▸ Work to complete: Return all lines with the word "Jorma" in them.

---- Dataset entries

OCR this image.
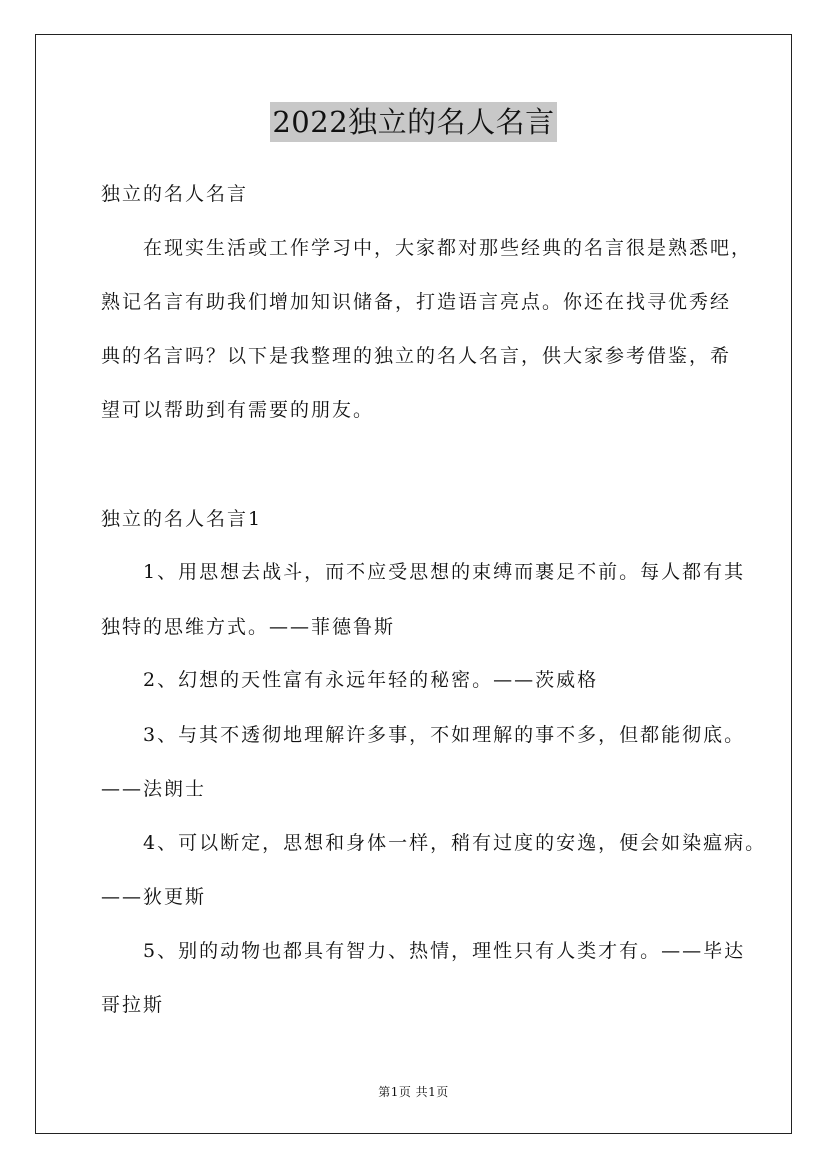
2022独立的名人名言
独立的名人名言
在现实生活或工作学习中，大家都对那些经典的名言很是熟悉吧，
熟记名言有助我们增加知识储备，打造语言亮点。你还在找寻优秀经
典的名言吗？以下是我整理的独立的名人名言，供大家参考借鉴，希
望可以帮助到有需要的朋友。
独立的名人名言1
1、用思想去战斗，而不应受思想的束缚而裹足不前。每人都有其
独特的思维方式。——菲德鲁斯
2、幻想的天性富有永远年轻的秘密。——茨威格
3、与其不透彻地理解许多事，不如理解的事不多，但都能彻底。
——法朗士
4、可以断定，思想和身体一样，稍有过度的安逸，便会如染瘟病。
——狄更斯
5、别的动物也都具有智力、热情，理性只有人类才有。——毕达
哥拉斯
第1页 共1页
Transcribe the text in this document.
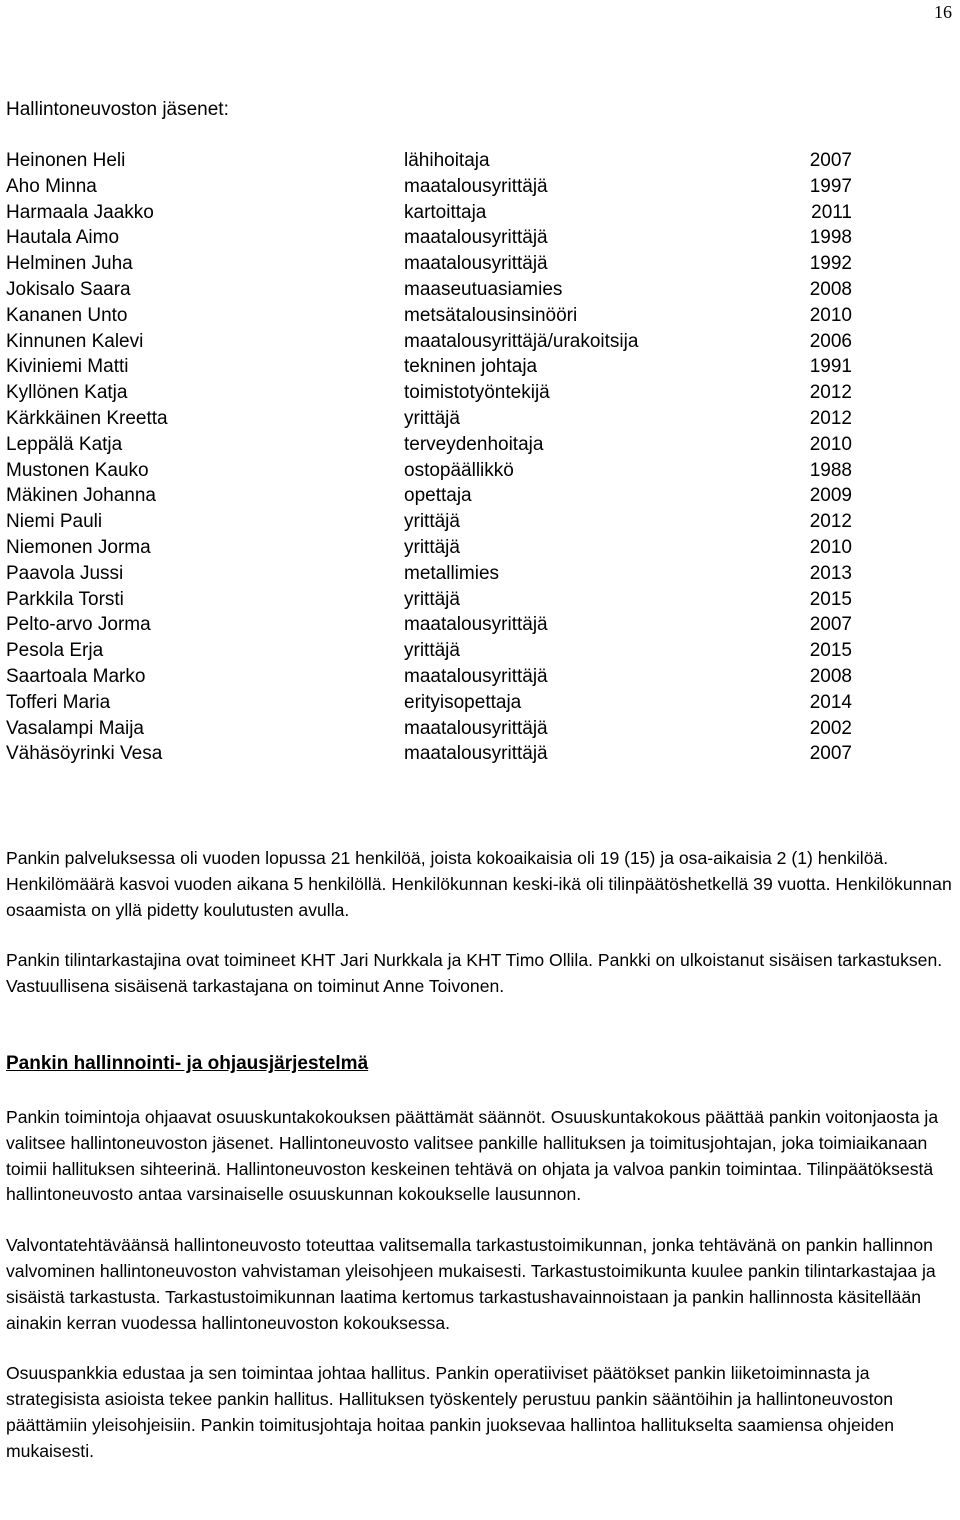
16
Hallintoneuvoston jäsenet:
Heinonen Heli	lähihoitaja	2007
Aho Minna	maatalousyrittäjä	1997
Harmaala Jaakko	kartoittaja	2011
Hautala Aimo	maatalousyrittäjä	1998
Helminen Juha	maatalousyrittäjä	1992
Jokisalo Saara	maaseutuasiamies	2008
Kananen Unto	metsätalousinsinööri	2010
Kinnunen Kalevi	maatalousyrittäjä/urakoitsija	2006
Kiviniemi Matti	tekninen johtaja	1991
Kyllönen Katja	toimistotyöntekijä	2012
Kärkkäinen Kreetta	yrittäjä	2012
Leppälä Katja	terveydenhoitaja	2010
Mustonen Kauko	ostopäällikkö	1988
Mäkinen Johanna	opettaja	2009
Niemi Pauli	yrittäjä	2012
Niemonen Jorma	yrittäjä	2010
Paavola Jussi	metallimies	2013
Parkkila Torsti	yrittäjä	2015
Pelto-arvo Jorma	maatalousyrittäjä	2007
Pesola Erja	yrittäjä	2015
Saartoala Marko	maatalousyrittäjä	2008
Tofferi Maria	erityisopettaja	2014
Vasalampi Maija	maatalousyrittäjä	2002
Vähäsöyrinki Vesa	maatalousyrittäjä	2007

Pankin palveluksessa oli vuoden lopussa 21 henkilöä, joista kokoaikaisia oli 19 (15) ja osa-aikaisia 2 (1) henkilöä. Henkilömäärä kasvoi vuoden aikana 5 henkilöllä. Henkilökunnan keski-ikä oli tilinpäätöshetkellä 39 vuotta. Henkilökunnan osaamista on yllä pidetty koulutusten avulla.

Pankin tilintarkastajina ovat toimineet KHT Jari Nurkkala ja KHT Timo Ollila. Pankki on ulkoistanut sisäisen tarkastuksen. Vastuullisena sisäisenä tarkastajana on toiminut Anne Toivonen.

Pankin hallinnointi- ja ohjausjärjestelmä

Pankin toimintoja ohjaavat osuuskuntakokouksen päättämät säännöt. Osuuskuntakokous päättää pankin voitonjaosta ja valitsee hallintoneuvoston jäsenet. Hallintoneuvosto valitsee pankille hallituksen ja toimitusjohtajan, joka toimiaikanaan toimii hallituksen sihteerinä. Hallintoneuvoston keskeinen tehtävä on ohjata ja valvoa pankin toimintaa. Tilinpäätöksestä hallintoneuvosto antaa varsinaiselle osuuskunnan kokoukselle lausunnon.

Valvontatehtäväänsä hallintoneuvosto toteuttaa valitsemalla tarkastustoimikunnan, jonka tehtävänä on pankin hallinnon valvominen hallintoneuvoston vahvistaman yleisohjeen mukaisesti. Tarkastustoimikunta kuulee pankin tilintarkastajaa ja sisäistä tarkastusta. Tarkastustoimikunnan laatima kertomus tarkastushavainnoistaan ja pankin hallinnosta käsitellään ainakin kerran vuodessa hallintoneuvoston kokouksessa.

Osuuspankkia edustaa ja sen toimintaa johtaa hallitus. Pankin operatiiviset päätökset pankin liiketoiminnasta ja strategisista asioista tekee pankin hallitus. Hallituksen työskentely perustuu pankin sääntöihin ja hallintoneuvoston päättämiin yleisohjeisiin. Pankin toimitusjohtaja hoitaa pankin juoksevaa hallintoa hallitukselta saamiensa ohjeiden mukaisesti.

--------

▸ Output for this task:
Niemonen Jorma	yrittäjä	2010
Pelto-arvo Jorma	maatalousyrittäjä	2007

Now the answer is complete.